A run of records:
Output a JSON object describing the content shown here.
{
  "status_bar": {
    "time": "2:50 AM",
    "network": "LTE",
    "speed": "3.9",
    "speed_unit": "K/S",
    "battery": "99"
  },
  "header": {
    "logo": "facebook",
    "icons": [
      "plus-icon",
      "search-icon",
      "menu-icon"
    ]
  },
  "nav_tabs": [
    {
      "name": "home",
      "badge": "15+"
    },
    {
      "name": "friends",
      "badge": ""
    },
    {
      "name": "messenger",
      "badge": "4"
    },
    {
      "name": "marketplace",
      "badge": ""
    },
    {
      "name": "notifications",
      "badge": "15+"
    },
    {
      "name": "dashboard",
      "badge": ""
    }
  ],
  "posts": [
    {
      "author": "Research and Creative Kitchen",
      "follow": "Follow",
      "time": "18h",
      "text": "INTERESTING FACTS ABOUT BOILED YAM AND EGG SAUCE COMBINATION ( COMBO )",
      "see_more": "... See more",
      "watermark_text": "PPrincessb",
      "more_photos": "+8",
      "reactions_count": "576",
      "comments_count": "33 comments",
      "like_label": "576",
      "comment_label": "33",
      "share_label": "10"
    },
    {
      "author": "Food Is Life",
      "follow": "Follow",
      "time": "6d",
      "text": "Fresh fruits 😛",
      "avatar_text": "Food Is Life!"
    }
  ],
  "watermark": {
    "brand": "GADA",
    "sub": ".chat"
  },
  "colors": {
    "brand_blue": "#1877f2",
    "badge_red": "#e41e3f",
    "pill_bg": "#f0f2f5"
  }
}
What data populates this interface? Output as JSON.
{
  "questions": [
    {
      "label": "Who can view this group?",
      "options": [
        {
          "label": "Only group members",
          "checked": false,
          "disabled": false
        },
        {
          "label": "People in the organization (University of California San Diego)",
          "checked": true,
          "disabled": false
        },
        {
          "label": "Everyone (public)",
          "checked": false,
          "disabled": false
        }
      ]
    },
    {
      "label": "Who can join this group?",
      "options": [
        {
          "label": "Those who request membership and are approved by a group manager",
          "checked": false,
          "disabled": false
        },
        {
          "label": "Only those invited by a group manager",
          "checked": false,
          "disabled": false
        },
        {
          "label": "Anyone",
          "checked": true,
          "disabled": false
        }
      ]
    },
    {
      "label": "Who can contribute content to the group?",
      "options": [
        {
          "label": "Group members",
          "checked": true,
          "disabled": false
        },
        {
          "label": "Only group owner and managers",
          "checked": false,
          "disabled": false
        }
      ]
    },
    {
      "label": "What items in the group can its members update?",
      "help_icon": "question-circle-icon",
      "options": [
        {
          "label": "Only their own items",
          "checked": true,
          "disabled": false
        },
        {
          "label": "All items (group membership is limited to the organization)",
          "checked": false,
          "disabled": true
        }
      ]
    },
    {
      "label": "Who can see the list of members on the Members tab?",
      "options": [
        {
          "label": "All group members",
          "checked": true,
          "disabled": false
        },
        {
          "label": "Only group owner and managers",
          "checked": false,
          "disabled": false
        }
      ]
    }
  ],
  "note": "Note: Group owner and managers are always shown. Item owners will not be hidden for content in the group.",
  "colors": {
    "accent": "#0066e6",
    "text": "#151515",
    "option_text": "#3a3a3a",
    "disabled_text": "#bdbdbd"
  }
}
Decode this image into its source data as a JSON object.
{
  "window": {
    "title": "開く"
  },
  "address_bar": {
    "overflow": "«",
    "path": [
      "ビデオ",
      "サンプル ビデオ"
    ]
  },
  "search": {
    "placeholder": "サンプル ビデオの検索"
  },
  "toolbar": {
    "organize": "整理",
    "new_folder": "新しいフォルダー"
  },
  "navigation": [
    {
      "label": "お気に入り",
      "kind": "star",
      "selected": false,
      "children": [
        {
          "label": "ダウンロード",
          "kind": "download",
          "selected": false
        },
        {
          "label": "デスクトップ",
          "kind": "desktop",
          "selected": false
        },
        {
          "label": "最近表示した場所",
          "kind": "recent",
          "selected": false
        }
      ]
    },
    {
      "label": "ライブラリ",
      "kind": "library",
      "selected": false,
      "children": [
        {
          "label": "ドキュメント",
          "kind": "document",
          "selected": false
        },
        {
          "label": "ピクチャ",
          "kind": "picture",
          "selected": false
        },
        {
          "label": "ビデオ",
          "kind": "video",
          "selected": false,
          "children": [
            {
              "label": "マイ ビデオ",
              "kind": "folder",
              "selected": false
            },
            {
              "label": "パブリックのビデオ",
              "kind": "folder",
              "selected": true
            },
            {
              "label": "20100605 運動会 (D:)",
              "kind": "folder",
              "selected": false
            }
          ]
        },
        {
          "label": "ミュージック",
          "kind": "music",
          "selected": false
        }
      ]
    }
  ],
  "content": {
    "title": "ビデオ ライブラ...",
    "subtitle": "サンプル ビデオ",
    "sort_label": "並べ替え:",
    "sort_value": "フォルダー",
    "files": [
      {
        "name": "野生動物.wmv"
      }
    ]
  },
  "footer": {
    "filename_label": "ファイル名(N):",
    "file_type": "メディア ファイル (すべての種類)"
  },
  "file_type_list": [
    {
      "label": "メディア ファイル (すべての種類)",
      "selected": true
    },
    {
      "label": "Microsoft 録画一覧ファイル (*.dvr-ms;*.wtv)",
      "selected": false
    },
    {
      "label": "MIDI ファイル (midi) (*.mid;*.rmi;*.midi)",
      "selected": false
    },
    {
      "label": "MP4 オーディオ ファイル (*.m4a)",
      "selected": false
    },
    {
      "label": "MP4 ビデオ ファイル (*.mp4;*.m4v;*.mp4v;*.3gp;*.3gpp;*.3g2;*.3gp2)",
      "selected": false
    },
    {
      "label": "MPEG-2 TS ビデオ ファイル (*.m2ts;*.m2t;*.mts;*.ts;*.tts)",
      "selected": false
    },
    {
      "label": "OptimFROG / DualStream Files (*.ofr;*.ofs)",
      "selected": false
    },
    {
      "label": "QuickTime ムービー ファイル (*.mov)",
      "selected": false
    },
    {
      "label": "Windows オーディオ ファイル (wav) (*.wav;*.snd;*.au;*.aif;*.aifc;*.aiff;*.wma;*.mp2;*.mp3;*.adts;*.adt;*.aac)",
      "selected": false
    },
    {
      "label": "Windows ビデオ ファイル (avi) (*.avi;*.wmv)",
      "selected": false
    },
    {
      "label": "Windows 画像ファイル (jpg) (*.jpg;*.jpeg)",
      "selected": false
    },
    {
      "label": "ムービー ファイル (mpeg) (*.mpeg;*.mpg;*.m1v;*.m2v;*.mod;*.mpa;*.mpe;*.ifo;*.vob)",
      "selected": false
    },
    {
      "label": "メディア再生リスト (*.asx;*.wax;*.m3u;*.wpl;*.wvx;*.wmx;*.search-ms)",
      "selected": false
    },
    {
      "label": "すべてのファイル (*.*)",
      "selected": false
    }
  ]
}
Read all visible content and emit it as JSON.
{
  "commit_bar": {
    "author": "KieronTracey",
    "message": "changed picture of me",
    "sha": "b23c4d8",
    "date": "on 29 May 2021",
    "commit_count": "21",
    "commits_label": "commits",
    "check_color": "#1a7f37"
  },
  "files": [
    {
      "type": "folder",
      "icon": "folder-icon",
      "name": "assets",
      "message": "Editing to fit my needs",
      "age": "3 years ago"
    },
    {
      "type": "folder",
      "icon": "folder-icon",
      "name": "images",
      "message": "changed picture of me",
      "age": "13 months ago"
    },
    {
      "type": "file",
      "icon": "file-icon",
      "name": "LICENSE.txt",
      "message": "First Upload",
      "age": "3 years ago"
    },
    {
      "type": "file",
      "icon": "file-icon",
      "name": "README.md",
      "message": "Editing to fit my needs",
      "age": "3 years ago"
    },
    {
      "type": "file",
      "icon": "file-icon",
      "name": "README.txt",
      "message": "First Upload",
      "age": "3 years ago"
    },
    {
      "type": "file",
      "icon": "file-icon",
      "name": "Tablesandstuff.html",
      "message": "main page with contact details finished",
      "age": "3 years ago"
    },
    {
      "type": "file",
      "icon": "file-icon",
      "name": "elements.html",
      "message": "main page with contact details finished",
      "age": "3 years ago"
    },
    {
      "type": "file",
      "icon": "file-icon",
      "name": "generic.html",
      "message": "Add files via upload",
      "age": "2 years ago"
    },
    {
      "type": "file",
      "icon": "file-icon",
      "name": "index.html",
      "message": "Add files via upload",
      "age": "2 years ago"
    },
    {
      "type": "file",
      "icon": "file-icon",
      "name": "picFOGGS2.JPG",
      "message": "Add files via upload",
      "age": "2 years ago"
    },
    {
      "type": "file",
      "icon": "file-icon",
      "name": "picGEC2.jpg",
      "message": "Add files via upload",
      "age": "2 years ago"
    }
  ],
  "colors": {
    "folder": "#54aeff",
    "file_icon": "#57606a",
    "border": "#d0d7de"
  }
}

BRIEF: Identify all lines in the records above with the word "Food".

OUTPUT BELOW:
      "author": "Food Is Life",
      "avatar_text": "Food Is Life!"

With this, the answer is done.